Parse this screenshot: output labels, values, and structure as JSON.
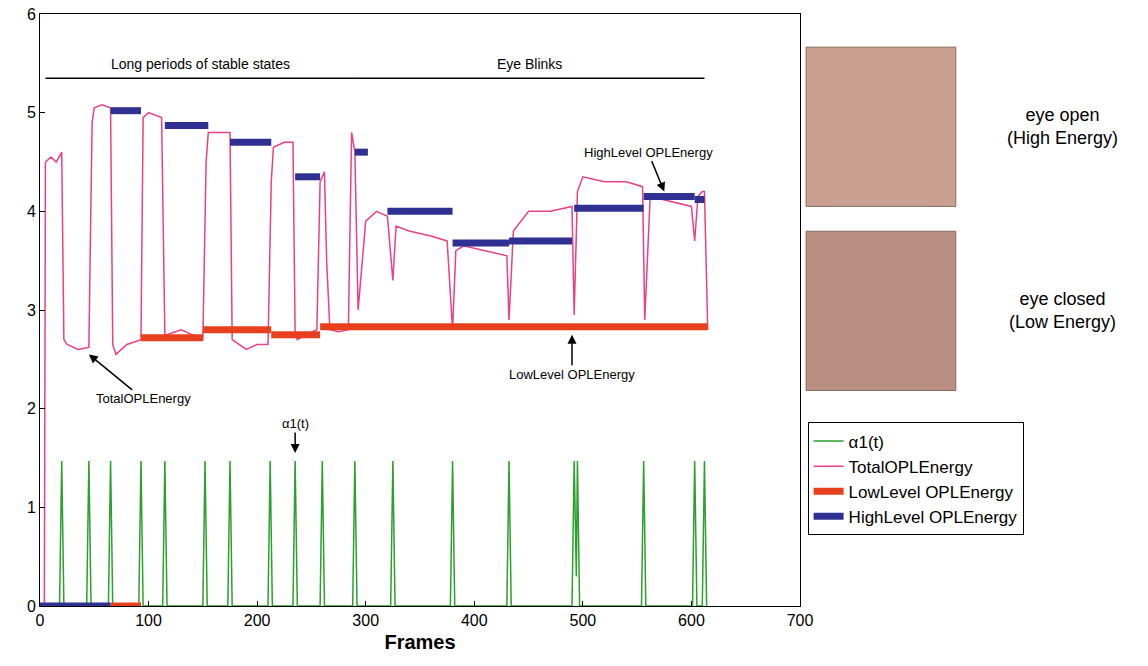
{
  "chart_data": {
    "type": "line",
    "x_label": "Frames",
    "xlim": [
      0,
      700
    ],
    "xticks": [
      0,
      100,
      200,
      300,
      400,
      500,
      600,
      700
    ],
    "ylim": [
      0,
      6
    ],
    "yticks": [
      0,
      1,
      2,
      3,
      4,
      5,
      6
    ],
    "legend": "right",
    "series": [
      {
        "name": "α1(t)",
        "color": "#2ca02c",
        "type": "line",
        "x": [
          0,
          18,
          20,
          22,
          43,
          45,
          47,
          63,
          65,
          67,
          91,
          93,
          95,
          113,
          115,
          117,
          150,
          152,
          154,
          173,
          175,
          177,
          210,
          212,
          214,
          233,
          235,
          237,
          258,
          260,
          262,
          288,
          290,
          292,
          323,
          325,
          327,
          378,
          380,
          382,
          430,
          432,
          434,
          490,
          492,
          494,
          495,
          497,
          554,
          556,
          558,
          601,
          603,
          605,
          610,
          612,
          614
        ],
        "values": [
          0,
          0,
          1.47,
          0,
          0,
          1.47,
          0,
          0,
          1.47,
          0,
          0,
          1.47,
          0,
          0,
          1.47,
          0,
          0,
          1.47,
          0,
          0,
          1.47,
          0,
          0,
          1.47,
          0,
          0,
          1.47,
          0,
          0,
          1.47,
          0,
          0,
          1.47,
          0,
          0,
          1.47,
          0,
          0,
          1.47,
          0,
          0,
          1.47,
          0,
          0,
          1.47,
          0.3,
          1.47,
          0,
          0,
          1.47,
          0,
          0,
          1.47,
          0,
          0,
          1.47,
          0
        ]
      },
      {
        "name": "TotalOPLEnergy",
        "color": "#e8408a",
        "type": "line",
        "x": [
          0,
          4,
          5,
          10,
          15,
          20,
          22,
          25,
          35,
          45,
          48,
          50,
          57,
          65,
          67,
          70,
          80,
          93,
          95,
          100,
          112,
          115,
          117,
          130,
          140,
          150,
          153,
          155,
          165,
          175,
          177,
          190,
          200,
          210,
          213,
          215,
          225,
          233,
          235,
          237,
          245,
          255,
          258,
          262,
          264,
          267,
          275,
          284,
          287,
          290,
          293,
          300,
          310,
          320,
          325,
          328,
          340,
          360,
          375,
          380,
          383,
          390,
          410,
          430,
          432,
          436,
          450,
          470,
          490,
          492,
          495,
          500,
          520,
          540,
          555,
          557,
          562,
          580,
          600,
          603,
          606,
          610,
          612,
          615
        ],
        "values": [
          0,
          0,
          4.5,
          4.55,
          4.5,
          4.6,
          2.7,
          2.65,
          2.6,
          2.62,
          4.9,
          5.05,
          5.08,
          5.05,
          2.65,
          2.55,
          2.65,
          2.7,
          4.95,
          5.0,
          4.95,
          2.75,
          2.75,
          2.8,
          2.75,
          2.7,
          4.5,
          4.8,
          4.8,
          4.8,
          2.7,
          2.6,
          2.65,
          2.65,
          4.3,
          4.65,
          4.7,
          4.7,
          2.75,
          2.7,
          2.75,
          2.8,
          4.3,
          4.4,
          3.5,
          2.8,
          2.78,
          2.8,
          4.8,
          4.6,
          3.0,
          3.9,
          4.0,
          3.95,
          3.3,
          3.85,
          3.8,
          3.75,
          3.7,
          2.8,
          3.6,
          3.65,
          3.6,
          3.55,
          2.9,
          3.8,
          4.0,
          4.0,
          4.05,
          2.95,
          4.2,
          4.35,
          4.3,
          4.3,
          4.25,
          2.9,
          4.15,
          4.1,
          4.05,
          3.7,
          4.15,
          4.2,
          4.2,
          2.8
        ]
      },
      {
        "name": "LowLevel OPLEnergy",
        "color": "#e8401c",
        "type": "line",
        "x": [
          65,
          93,
          93,
          93,
          150,
          150,
          150,
          213,
          213,
          213,
          258,
          258,
          258,
          615
        ],
        "values": [
          0,
          0,
          null,
          2.72,
          2.72,
          null,
          2.8,
          2.8,
          null,
          2.75,
          2.75,
          null,
          2.83,
          2.83
        ]
      },
      {
        "name": "HighLevel OPLEnergy",
        "color": "#2e3192",
        "type": "line",
        "x": [
          0,
          65,
          65,
          65,
          93,
          93,
          115,
          155,
          155,
          175,
          213,
          213,
          235,
          258,
          258,
          290,
          302,
          302,
          320,
          380,
          380,
          380,
          432,
          432,
          432,
          490,
          490,
          492,
          556,
          556,
          556,
          603,
          603,
          603,
          612
        ],
        "values": [
          0,
          0,
          null,
          5.02,
          5.02,
          null,
          4.87,
          4.87,
          null,
          4.7,
          4.7,
          null,
          4.35,
          4.35,
          null,
          4.6,
          4.6,
          null,
          4.0,
          4.0,
          null,
          3.68,
          3.68,
          null,
          3.7,
          3.7,
          null,
          4.03,
          4.03,
          null,
          4.15,
          4.15,
          null,
          4.12,
          4.12
        ]
      }
    ],
    "brackets": [
      {
        "text": "Long periods of stable states",
        "x0": 5,
        "x1": 290,
        "y": 5.35
      },
      {
        "text": "Eye Blinks",
        "x0": 290,
        "x1": 612,
        "y": 5.35
      }
    ],
    "annotations": [
      {
        "text": "TotalOPLEnergy",
        "x": 45,
        "y": 2.55,
        "text_x": 95,
        "text_y": 2.1
      },
      {
        "text": "α1(t)",
        "x": 235,
        "y": 1.55,
        "text_x": 235,
        "text_y": 1.85
      },
      {
        "text": "LowLevel OPLEnergy",
        "x": 490,
        "y": 2.75,
        "text_x": 490,
        "text_y": 2.35
      },
      {
        "text": "HighLevel OPLEnergy",
        "x": 575,
        "y": 4.2,
        "text_x": 560,
        "text_y": 4.6
      }
    ],
    "side_labels": [
      {
        "lines": [
          "eye open",
          "(High Energy)"
        ]
      },
      {
        "lines": [
          "eye closed",
          "(Low Energy)"
        ]
      }
    ]
  }
}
■ ■ ■
**WHAT IS ASKED**
Repeat verbatim all the material, but not the pictures.

**FULL SOLUTION**
Parse this screenshot: output labels, values, and structure as JSON.
{
  "chart_data": {
    "type": "line",
    "x_label": "Frames",
    "xlim": [
      0,
      700
    ],
    "xticks": [
      0,
      100,
      200,
      300,
      400,
      500,
      600,
      700
    ],
    "ylim": [
      0,
      6
    ],
    "yticks": [
      0,
      1,
      2,
      3,
      4,
      5,
      6
    ],
    "legend": "right",
    "series": [
      {
        "name": "α1(t)",
        "color": "#2ca02c",
        "type": "line",
        "x": [
          0,
          18,
          20,
          22,
          43,
          45,
          47,
          63,
          65,
          67,
          91,
          93,
          95,
          113,
          115,
          117,
          150,
          152,
          154,
          173,
          175,
          177,
          210,
          212,
          214,
          233,
          235,
          237,
          258,
          260,
          262,
          288,
          290,
          292,
          323,
          325,
          327,
          378,
          380,
          382,
          430,
          432,
          434,
          490,
          492,
          494,
          495,
          497,
          554,
          556,
          558,
          601,
          603,
          605,
          610,
          612,
          614
        ],
        "values": [
          0,
          0,
          1.47,
          0,
          0,
          1.47,
          0,
          0,
          1.47,
          0,
          0,
          1.47,
          0,
          0,
          1.47,
          0,
          0,
          1.47,
          0,
          0,
          1.47,
          0,
          0,
          1.47,
          0,
          0,
          1.47,
          0,
          0,
          1.47,
          0,
          0,
          1.47,
          0,
          0,
          1.47,
          0,
          0,
          1.47,
          0,
          0,
          1.47,
          0,
          0,
          1.47,
          0.3,
          1.47,
          0,
          0,
          1.47,
          0,
          0,
          1.47,
          0,
          0,
          1.47,
          0
        ]
      },
      {
        "name": "TotalOPLEnergy",
        "color": "#e8408a",
        "type": "line",
        "x": [
          0,
          4,
          5,
          10,
          15,
          20,
          22,
          25,
          35,
          45,
          48,
          50,
          57,
          65,
          67,
          70,
          80,
          93,
          95,
          100,
          112,
          115,
          117,
          130,
          140,
          150,
          153,
          155,
          165,
          175,
          177,
          190,
          200,
          210,
          213,
          215,
          225,
          233,
          235,
          237,
          245,
          255,
          258,
          262,
          264,
          267,
          275,
          284,
          287,
          290,
          293,
          300,
          310,
          320,
          325,
          328,
          340,
          360,
          375,
          380,
          383,
          390,
          410,
          430,
          432,
          436,
          450,
          470,
          490,
          492,
          495,
          500,
          520,
          540,
          555,
          557,
          562,
          580,
          600,
          603,
          606,
          610,
          612,
          615
        ],
        "values": [
          0,
          0,
          4.5,
          4.55,
          4.5,
          4.6,
          2.7,
          2.65,
          2.6,
          2.62,
          4.9,
          5.05,
          5.08,
          5.05,
          2.65,
          2.55,
          2.65,
          2.7,
          4.95,
          5.0,
          4.95,
          2.75,
          2.75,
          2.8,
          2.75,
          2.7,
          4.5,
          4.8,
          4.8,
          4.8,
          2.7,
          2.6,
          2.65,
          2.65,
          4.3,
          4.65,
          4.7,
          4.7,
          2.75,
          2.7,
          2.75,
          2.8,
          4.3,
          4.4,
          3.5,
          2.8,
          2.78,
          2.8,
          4.8,
          4.6,
          3.0,
          3.9,
          4.0,
          3.95,
          3.3,
          3.85,
          3.8,
          3.75,
          3.7,
          2.8,
          3.6,
          3.65,
          3.6,
          3.55,
          2.9,
          3.8,
          4.0,
          4.0,
          4.05,
          2.95,
          4.2,
          4.35,
          4.3,
          4.3,
          4.25,
          2.9,
          4.15,
          4.1,
          4.05,
          3.7,
          4.15,
          4.2,
          4.2,
          2.8
        ]
      },
      {
        "name": "LowLevel OPLEnergy",
        "color": "#e8401c",
        "type": "line",
        "x": [
          65,
          93,
          93,
          93,
          150,
          150,
          150,
          213,
          213,
          213,
          258,
          258,
          258,
          615
        ],
        "values": [
          0,
          0,
          null,
          2.72,
          2.72,
          null,
          2.8,
          2.8,
          null,
          2.75,
          2.75,
          null,
          2.83,
          2.83
        ]
      },
      {
        "name": "HighLevel OPLEnergy",
        "color": "#2e3192",
        "type": "line",
        "x": [
          0,
          65,
          65,
          65,
          93,
          93,
          115,
          155,
          155,
          175,
          213,
          213,
          235,
          258,
          258,
          290,
          302,
          302,
          320,
          380,
          380,
          380,
          432,
          432,
          432,
          490,
          490,
          492,
          556,
          556,
          556,
          603,
          603,
          603,
          612
        ],
        "values": [
          0,
          0,
          null,
          5.02,
          5.02,
          null,
          4.87,
          4.87,
          null,
          4.7,
          4.7,
          null,
          4.35,
          4.35,
          null,
          4.6,
          4.6,
          null,
          4.0,
          4.0,
          null,
          3.68,
          3.68,
          null,
          3.7,
          3.7,
          null,
          4.03,
          4.03,
          null,
          4.15,
          4.15,
          null,
          4.12,
          4.12
        ]
      }
    ],
    "brackets": [
      {
        "text": "Long periods of stable states",
        "x0": 5,
        "x1": 290,
        "y": 5.35
      },
      {
        "text": "Eye Blinks",
        "x0": 290,
        "x1": 612,
        "y": 5.35
      }
    ],
    "annotations": [
      {
        "text": "TotalOPLEnergy",
        "x": 45,
        "y": 2.55,
        "text_x": 95,
        "text_y": 2.1
      },
      {
        "text": "α1(t)",
        "x": 235,
        "y": 1.55,
        "text_x": 235,
        "text_y": 1.85
      },
      {
        "text": "LowLevel OPLEnergy",
        "x": 490,
        "y": 2.75,
        "text_x": 490,
        "text_y": 2.35
      },
      {
        "text": "HighLevel OPLEnergy",
        "x": 575,
        "y": 4.2,
        "text_x": 560,
        "text_y": 4.6
      }
    ],
    "side_labels": [
      {
        "lines": [
          "eye open",
          "(High Energy)"
        ]
      },
      {
        "lines": [
          "eye closed",
          "(Low Energy)"
        ]
      }
    ]
  }
}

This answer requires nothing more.